» **Prompt**:
Take from the listing each line that has the string "Traces".

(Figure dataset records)
::::::

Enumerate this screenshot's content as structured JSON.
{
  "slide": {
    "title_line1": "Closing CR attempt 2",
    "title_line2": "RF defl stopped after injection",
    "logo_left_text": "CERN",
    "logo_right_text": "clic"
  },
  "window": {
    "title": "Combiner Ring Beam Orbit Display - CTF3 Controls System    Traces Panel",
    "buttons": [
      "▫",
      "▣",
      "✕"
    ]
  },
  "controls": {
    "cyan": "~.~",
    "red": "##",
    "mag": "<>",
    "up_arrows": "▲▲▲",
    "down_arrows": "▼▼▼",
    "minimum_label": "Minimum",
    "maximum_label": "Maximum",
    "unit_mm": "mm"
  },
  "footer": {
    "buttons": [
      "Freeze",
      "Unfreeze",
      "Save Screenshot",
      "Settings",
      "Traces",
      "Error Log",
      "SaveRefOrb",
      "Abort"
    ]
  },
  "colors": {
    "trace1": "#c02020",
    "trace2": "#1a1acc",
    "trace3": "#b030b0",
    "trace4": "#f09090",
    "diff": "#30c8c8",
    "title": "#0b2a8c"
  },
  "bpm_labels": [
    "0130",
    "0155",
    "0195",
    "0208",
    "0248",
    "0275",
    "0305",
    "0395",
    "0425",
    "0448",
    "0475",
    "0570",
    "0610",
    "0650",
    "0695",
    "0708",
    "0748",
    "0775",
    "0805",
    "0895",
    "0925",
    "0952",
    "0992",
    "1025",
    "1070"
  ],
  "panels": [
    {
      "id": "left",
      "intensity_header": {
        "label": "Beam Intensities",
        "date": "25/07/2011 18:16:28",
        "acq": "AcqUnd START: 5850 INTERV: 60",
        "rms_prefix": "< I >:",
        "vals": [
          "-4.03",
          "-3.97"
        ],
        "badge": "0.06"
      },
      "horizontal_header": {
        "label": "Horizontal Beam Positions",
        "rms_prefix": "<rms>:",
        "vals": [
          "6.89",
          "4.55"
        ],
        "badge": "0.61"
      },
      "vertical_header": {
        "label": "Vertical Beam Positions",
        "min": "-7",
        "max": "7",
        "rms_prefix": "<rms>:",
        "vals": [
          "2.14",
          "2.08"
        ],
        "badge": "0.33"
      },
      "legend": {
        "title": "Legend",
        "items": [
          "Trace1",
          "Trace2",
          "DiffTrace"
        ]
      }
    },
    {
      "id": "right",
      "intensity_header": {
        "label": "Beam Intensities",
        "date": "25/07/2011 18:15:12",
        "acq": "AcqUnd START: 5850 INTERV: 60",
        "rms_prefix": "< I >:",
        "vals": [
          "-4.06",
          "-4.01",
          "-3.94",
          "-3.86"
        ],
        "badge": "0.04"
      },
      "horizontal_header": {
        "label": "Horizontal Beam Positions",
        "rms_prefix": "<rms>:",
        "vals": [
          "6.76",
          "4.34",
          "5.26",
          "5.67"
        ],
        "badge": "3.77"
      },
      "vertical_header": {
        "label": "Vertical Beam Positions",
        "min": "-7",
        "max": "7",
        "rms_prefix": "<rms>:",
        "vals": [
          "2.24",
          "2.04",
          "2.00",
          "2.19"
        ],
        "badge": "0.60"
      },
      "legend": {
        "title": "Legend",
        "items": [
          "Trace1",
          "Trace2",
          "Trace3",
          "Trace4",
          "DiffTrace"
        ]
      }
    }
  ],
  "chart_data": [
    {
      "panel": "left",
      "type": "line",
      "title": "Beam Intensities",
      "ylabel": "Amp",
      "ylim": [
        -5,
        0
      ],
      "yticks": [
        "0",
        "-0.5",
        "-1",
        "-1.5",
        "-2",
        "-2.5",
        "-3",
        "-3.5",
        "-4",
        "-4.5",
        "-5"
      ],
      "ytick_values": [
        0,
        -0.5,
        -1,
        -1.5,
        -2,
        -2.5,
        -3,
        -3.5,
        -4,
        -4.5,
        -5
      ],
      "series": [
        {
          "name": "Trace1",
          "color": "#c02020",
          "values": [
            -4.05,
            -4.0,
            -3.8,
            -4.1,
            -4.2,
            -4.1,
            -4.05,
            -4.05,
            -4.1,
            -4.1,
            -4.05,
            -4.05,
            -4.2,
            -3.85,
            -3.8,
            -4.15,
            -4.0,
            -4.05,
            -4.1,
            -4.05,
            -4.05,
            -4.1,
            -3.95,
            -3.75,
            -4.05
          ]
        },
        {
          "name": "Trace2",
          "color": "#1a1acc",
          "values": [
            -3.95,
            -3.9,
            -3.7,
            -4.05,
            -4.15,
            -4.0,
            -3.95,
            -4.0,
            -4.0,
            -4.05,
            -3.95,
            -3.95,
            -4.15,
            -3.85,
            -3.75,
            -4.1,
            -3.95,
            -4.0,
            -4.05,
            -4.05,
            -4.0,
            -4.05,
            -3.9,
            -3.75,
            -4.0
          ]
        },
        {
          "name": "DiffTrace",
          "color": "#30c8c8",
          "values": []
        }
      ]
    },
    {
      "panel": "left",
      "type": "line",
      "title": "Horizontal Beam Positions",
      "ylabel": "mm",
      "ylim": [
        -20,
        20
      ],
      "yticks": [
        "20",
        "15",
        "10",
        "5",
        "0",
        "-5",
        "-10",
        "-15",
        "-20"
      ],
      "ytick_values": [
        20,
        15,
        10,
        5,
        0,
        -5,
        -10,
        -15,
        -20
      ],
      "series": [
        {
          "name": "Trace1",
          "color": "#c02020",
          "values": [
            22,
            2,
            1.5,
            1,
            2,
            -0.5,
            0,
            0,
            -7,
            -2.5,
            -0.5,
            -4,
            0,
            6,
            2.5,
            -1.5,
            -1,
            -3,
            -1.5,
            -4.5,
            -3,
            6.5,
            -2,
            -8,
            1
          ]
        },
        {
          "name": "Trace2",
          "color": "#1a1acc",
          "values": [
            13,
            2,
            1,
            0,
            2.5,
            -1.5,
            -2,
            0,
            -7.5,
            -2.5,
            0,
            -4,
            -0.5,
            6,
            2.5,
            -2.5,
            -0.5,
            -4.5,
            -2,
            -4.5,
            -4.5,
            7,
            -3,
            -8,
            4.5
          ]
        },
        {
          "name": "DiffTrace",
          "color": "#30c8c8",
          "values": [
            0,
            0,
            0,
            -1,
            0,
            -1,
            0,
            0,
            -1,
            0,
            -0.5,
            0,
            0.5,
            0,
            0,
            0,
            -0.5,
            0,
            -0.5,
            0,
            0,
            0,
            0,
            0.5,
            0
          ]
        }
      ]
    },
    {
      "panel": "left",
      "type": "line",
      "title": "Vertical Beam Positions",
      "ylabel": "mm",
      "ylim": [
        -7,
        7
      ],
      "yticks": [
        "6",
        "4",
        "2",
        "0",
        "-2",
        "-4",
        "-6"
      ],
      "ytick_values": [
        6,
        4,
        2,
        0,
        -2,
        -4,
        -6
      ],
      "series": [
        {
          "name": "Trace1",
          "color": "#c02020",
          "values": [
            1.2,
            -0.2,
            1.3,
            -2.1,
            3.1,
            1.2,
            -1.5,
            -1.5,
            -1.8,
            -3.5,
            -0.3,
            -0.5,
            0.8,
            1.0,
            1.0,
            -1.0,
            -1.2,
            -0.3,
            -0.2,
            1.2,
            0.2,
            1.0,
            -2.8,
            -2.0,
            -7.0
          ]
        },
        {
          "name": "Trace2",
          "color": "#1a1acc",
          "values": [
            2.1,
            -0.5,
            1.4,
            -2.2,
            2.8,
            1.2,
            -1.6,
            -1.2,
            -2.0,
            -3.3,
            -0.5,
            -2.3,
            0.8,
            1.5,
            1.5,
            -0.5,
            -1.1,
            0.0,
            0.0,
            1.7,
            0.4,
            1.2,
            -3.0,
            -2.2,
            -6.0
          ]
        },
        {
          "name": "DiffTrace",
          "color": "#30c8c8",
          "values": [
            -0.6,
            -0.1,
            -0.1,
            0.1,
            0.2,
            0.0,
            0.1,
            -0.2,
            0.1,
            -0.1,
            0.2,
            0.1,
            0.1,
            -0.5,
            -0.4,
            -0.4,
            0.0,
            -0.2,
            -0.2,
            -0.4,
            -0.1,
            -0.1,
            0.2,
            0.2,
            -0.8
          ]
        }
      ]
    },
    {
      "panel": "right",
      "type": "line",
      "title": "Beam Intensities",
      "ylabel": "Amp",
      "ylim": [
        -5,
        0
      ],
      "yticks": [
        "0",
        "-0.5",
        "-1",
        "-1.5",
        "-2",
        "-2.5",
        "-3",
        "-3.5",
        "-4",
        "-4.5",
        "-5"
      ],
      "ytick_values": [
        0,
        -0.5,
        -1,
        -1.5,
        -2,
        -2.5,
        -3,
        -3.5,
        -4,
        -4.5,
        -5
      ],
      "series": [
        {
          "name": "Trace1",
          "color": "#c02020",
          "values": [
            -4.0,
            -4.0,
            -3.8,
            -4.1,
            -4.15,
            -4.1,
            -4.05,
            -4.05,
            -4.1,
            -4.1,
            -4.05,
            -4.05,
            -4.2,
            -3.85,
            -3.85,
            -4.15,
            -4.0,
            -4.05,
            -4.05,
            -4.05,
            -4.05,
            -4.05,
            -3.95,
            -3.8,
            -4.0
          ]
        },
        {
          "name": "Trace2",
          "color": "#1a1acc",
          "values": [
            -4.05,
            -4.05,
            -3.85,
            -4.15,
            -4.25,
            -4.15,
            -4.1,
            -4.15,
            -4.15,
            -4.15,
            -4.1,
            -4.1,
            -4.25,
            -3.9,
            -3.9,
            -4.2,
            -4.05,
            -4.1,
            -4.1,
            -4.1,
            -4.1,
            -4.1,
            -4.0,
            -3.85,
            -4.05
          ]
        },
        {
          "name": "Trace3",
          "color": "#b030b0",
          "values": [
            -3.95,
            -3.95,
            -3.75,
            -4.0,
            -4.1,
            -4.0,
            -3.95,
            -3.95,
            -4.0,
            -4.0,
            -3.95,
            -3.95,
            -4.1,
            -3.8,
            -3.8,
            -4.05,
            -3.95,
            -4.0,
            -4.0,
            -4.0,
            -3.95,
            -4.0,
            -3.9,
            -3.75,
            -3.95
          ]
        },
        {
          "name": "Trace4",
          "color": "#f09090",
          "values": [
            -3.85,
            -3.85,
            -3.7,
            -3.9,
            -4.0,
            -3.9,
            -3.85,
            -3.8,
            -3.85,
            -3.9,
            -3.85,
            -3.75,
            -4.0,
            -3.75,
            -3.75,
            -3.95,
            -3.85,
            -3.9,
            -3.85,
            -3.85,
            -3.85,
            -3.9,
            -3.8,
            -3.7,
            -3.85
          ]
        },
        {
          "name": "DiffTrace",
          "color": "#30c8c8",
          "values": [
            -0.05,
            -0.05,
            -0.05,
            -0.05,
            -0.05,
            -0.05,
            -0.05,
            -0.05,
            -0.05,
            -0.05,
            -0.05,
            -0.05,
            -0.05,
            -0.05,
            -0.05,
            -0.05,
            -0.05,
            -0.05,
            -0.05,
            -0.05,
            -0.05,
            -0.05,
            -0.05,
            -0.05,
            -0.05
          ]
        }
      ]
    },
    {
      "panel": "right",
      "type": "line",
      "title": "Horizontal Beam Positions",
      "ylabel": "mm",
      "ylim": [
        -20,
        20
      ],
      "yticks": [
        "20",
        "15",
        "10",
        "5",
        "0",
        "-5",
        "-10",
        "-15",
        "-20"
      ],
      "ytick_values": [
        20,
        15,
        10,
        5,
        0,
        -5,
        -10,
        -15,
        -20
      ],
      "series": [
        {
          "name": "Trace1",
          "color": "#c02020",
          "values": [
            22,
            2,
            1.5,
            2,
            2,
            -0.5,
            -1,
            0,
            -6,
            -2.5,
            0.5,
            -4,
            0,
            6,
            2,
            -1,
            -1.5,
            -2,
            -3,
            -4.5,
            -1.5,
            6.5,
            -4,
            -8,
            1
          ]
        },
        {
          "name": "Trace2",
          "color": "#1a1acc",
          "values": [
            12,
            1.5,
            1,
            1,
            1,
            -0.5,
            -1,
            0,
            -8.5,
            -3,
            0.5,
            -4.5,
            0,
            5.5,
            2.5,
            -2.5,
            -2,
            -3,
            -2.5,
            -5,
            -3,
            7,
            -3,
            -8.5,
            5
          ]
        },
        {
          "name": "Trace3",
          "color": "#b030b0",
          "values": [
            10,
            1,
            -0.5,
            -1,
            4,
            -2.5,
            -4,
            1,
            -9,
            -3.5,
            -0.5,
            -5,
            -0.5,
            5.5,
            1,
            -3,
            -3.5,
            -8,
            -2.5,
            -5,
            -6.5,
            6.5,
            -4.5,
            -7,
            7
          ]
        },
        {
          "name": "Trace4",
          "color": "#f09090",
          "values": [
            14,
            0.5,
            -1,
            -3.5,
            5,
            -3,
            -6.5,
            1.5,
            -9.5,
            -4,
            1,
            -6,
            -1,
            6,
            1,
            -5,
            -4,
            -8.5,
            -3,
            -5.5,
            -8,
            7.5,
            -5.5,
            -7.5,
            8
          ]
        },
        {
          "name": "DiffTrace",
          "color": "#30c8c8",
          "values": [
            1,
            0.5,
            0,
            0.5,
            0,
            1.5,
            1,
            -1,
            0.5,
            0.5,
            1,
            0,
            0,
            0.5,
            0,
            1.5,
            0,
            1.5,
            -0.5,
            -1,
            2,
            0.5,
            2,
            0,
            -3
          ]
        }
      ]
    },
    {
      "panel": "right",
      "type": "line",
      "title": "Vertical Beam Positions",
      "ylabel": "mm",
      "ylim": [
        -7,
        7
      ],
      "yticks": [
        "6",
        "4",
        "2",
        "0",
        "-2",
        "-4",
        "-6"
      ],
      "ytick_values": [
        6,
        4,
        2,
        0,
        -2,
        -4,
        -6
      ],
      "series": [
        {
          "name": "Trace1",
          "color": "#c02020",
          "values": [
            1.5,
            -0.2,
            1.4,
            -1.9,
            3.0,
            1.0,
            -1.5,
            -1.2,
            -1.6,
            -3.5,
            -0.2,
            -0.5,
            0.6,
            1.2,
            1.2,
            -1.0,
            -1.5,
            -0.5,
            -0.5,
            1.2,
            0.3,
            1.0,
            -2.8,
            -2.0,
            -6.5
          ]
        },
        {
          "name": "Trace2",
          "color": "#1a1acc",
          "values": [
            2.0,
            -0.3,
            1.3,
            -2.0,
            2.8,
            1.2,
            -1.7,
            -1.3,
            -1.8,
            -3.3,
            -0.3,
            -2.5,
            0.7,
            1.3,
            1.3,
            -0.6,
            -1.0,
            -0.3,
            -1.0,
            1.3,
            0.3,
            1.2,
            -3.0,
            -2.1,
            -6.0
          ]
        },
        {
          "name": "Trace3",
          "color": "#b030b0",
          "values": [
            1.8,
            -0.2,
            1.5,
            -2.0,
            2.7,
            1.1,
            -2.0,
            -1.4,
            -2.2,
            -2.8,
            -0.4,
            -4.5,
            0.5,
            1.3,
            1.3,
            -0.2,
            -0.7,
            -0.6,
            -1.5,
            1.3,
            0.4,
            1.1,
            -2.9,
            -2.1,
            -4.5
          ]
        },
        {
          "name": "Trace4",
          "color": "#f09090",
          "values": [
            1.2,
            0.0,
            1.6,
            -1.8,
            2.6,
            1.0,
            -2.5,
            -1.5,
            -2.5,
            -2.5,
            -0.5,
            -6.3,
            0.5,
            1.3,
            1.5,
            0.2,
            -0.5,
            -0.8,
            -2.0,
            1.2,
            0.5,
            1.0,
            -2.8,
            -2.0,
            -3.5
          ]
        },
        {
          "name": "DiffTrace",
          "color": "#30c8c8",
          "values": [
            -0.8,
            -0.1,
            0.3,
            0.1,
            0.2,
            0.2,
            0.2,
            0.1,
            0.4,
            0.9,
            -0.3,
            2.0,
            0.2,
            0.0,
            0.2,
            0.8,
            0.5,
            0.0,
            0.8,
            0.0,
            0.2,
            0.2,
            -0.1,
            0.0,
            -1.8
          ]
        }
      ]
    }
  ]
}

::::::

» **Solution to the exercise**:
    "title": "Combiner Ring Beam Orbit Display - CTF3 Controls System    Traces Panel",
      "Traces",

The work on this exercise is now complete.